(Listings of element locations)
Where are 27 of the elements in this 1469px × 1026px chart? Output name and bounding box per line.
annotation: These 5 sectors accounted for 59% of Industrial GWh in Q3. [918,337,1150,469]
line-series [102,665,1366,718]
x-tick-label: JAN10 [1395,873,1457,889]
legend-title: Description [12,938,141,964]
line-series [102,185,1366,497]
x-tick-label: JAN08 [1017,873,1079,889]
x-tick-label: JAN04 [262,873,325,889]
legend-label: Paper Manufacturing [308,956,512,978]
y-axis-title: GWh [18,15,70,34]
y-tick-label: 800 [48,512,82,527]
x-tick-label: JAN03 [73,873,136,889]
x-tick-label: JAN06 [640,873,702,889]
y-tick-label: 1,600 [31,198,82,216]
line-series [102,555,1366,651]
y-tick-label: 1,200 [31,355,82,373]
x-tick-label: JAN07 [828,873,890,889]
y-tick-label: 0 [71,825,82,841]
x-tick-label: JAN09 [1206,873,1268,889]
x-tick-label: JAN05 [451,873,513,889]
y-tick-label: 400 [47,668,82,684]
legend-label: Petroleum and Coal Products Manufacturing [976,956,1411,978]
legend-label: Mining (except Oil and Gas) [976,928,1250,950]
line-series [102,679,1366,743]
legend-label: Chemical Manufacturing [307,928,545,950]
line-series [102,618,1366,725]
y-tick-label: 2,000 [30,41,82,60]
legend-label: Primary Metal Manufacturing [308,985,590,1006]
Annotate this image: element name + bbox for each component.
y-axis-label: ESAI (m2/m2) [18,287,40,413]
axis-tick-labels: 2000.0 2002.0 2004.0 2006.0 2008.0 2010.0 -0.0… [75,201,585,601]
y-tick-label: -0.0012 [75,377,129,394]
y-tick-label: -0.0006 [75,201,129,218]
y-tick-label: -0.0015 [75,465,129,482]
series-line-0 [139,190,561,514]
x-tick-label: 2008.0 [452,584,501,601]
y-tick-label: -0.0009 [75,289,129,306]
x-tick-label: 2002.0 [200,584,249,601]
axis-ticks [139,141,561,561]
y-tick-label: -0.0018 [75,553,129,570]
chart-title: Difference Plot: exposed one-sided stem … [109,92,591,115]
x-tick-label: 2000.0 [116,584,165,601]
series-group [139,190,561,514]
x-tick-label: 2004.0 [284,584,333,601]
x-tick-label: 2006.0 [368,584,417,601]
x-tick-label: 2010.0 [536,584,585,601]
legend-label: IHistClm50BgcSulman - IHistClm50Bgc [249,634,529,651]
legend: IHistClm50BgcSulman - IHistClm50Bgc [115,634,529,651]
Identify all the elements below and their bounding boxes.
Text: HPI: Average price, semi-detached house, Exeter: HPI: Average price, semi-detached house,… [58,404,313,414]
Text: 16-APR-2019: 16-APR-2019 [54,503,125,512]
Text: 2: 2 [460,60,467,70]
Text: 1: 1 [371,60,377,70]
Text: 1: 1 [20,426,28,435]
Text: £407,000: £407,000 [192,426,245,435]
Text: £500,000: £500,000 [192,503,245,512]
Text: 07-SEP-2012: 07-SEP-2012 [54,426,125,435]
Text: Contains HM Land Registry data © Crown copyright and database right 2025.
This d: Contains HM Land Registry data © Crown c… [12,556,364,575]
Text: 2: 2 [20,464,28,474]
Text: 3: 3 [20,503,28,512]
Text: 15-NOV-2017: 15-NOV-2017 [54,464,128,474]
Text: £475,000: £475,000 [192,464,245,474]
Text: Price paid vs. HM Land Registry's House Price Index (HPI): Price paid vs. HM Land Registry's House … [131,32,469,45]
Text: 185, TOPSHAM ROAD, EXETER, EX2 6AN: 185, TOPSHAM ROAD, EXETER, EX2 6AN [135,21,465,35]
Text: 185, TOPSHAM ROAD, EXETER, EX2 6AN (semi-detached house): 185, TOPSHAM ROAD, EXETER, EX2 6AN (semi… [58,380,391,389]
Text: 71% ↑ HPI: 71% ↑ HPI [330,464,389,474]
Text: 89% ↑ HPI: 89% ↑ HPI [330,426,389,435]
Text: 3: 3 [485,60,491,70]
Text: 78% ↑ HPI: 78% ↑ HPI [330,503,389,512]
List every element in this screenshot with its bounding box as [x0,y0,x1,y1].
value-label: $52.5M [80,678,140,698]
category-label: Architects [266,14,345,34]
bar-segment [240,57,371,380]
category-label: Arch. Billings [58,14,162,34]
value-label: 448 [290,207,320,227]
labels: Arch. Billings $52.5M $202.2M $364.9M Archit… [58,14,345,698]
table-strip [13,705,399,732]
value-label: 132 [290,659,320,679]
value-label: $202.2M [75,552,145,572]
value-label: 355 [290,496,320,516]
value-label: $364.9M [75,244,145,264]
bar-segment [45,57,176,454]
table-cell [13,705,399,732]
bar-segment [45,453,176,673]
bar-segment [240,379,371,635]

== CHALLENGE ==
Can you recast each line of the material above as a Markdown table with two columns, "No." for the row number and "Line" for the line itself, leaving out any blank lines?

== TASK RESPONSE ==
| No. | Line |
|---|---|
| 1 | Where are 27 of the elements in this 1469px × 1026px chart? Output name and bounding box per line. |
| 2 | annotation: These 5 sectors accounted for 59% of Industrial GWh in Q3. [918,337,1150,469] |
| 3 | line-series [102,665,1366,718] |
| 4 | x-tick-label: JAN10 [1395,873,1457,889] |
| 5 | legend-title: Description [12,938,141,964] |
| 6 | line-series [102,185,1366,497] |
| 7 | x-tick-label: JAN08 [1017,873,1079,889] |
| 8 | x-tick-label: JAN04 [262,873,325,889] |
| 9 | legend-label: Paper Manufacturing [308,956,512,978] |
| 10 | y-axis-title: GWh [18,15,70,34] |
| 11 | y-tick-label: 800 [48,512,82,527] |
| 12 | x-tick-label: JAN03 [73,873,136,889] |
| 13 | x-tick-label: JAN06 [640,873,702,889] |
| 14 | y-tick-label: 1,600 [31,198,82,216] |
| 15 | line-series [102,555,1366,651] |
| 16 | y-tick-label: 1,200 [31,355,82,373] |
| 17 | x-tick-label: JAN07 [828,873,890,889] |
| 18 | y-tick-label: 0 [71,825,82,841] |
| 19 | x-tick-label: JAN09 [1206,873,1268,889] |
| 20 | x-tick-label: JAN05 [451,873,513,889] |
| 21 | y-tick-label: 400 [47,668,82,684] |
| 22 | legend-label: Petroleum and Coal Products Manufacturing [976,956,1411,978] |
| 23 | legend-label: Mining (except Oil and Gas) [976,928,1250,950] |
| 24 | line-series [102,679,1366,743] |
| 25 | legend-label: Chemical Manufacturing [307,928,545,950] |
| 26 | line-series [102,618,1366,725] |
| 27 | y-tick-label: 2,000 [30,41,82,60] |
| 28 | legend-label: Primary Metal Manufacturing [308,985,590,1006] |
| 29 | Annotate this image: element name + bbox for each component. |
| 30 | y-axis-label: ESAI (m2/m2) [18,287,40,413] |
| 31 | axis-tick-labels: 2000.0 2002.0 2004.0 2006.0 2008.0 2010.0 -0.0… [75,201,585,601] |
| 32 | y-tick-label: -0.0012 [75,377,129,394] |
| 33 | y-tick-label: -0.0006 [75,201,129,218] |
| 34 | y-tick-label: -0.0015 [75,465,129,482] |
| 35 | series-line-0 [139,190,561,514] |
| 36 | x-tick-label: 2008.0 [452,584,501,601] |
| 37 | y-tick-label: -0.0009 [75,289,129,306] |
| 38 | x-tick-label: 2002.0 [200,584,249,601] |
| 39 | axis-ticks [139,141,561,561] |
| 40 | y-tick-label: -0.0018 [75,553,129,570] |
| 41 | chart-title: Difference Plot: exposed one-sided stem … [109,92,591,115] |
| 42 | x-tick-label: 2000.0 [116,584,165,601] |
| 43 | series-group [139,190,561,514] |
| 44 | x-tick-label: 2004.0 [284,584,333,601] |
| 45 | x-tick-label: 2006.0 [368,584,417,601] |
| 46 | x-tick-label: 2010.0 [536,584,585,601] |
| 47 | legend-label: IHistClm50BgcSulman - IHistClm50Bgc [249,634,529,651] |
| 48 | legend: IHistClm50BgcSulman - IHistClm50Bgc [115,634,529,651] |
| 49 | Identify all the elements below and their bounding boxes. |
| 50 | Text: HPI: Average price, semi-detached house, Exeter: HPI: Average price, semi-detached house,… [58,404,313,414] |
| 51 | Text: 16-APR-2019: 16-APR-2019 [54,503,125,512] |
| 52 | Text: 2: 2 [460,60,467,70] |
| 53 | Text: 1: 1 [371,60,377,70] |
| 54 | Text: 1: 1 [20,426,28,435] |
| 55 | Text: £407,000: £407,000 [192,426,245,435] |
| 56 | Text: £500,000: £500,000 [192,503,245,512] |
| 57 | Text: 07-SEP-2012: 07-SEP-2012 [54,426,125,435] |
| 58 | Text: Contains HM Land Registry data © Crown copyright and database right 2025. |
| 59 | This d: Contains HM Land Registry data © Crown c… [12,556,364,575] |
| 60 | Text: 2: 2 [20,464,28,474] |
| 61 | Text: 3: 3 [20,503,28,512] |
| 62 | Text: 15-NOV-2017: 15-NOV-2017 [54,464,128,474] |
| 63 | Text: £475,000: £475,000 [192,464,245,474] |
| 64 | Text: Price paid vs. HM Land Registry's House Price Index (HPI): Price paid vs. HM Land Registry's House … [131,32,469,45] |
| 65 | Text: 185, TOPSHAM ROAD, EXETER, EX2 6AN: 185, TOPSHAM ROAD, EXETER, EX2 6AN [135,21,465,35] |
| 66 | Text: 185, TOPSHAM ROAD, EXETER, EX2 6AN (semi-detached house): 185, TOPSHAM ROAD, EXETER, EX2 6AN (semi… [58,380,391,389] |
| 67 | Text: 71% ↑ HPI: 71% ↑ HPI [330,464,389,474] |
| 68 | Text: 89% ↑ HPI: 89% ↑ HPI [330,426,389,435] |
| 69 | Text: 3: 3 [485,60,491,70] |
| 70 | Text: 78% ↑ HPI: 78% ↑ HPI [330,503,389,512] |
| 71 | List every element in this screenshot with its bounding box as [x0,y0,x1,y1]. |
| 72 | value-label: $52.5M [80,678,140,698] |
| 73 | category-label: Architects [266,14,345,34] |
| 74 | bar-segment [240,57,371,380] |
| 75 | category-label: Arch. Billings [58,14,162,34] |
| 76 | value-label: 448 [290,207,320,227] |
| 77 | labels: Arch. Billings $52.5M $202.2M $364.9M Archit… [58,14,345,698] |
| 78 | table-strip [13,705,399,732] |
| 79 | value-label: 132 [290,659,320,679] |
| 80 | value-label: $202.2M [75,552,145,572] |
| 81 | value-label: 355 [290,496,320,516] |
| 82 | value-label: $364.9M [75,244,145,264] |
| 83 | bar-segment [45,57,176,454] |
| 84 | table-cell [13,705,399,732] |
| 85 | bar-segment [45,453,176,673] |
| 86 | bar-segment [240,379,371,635] |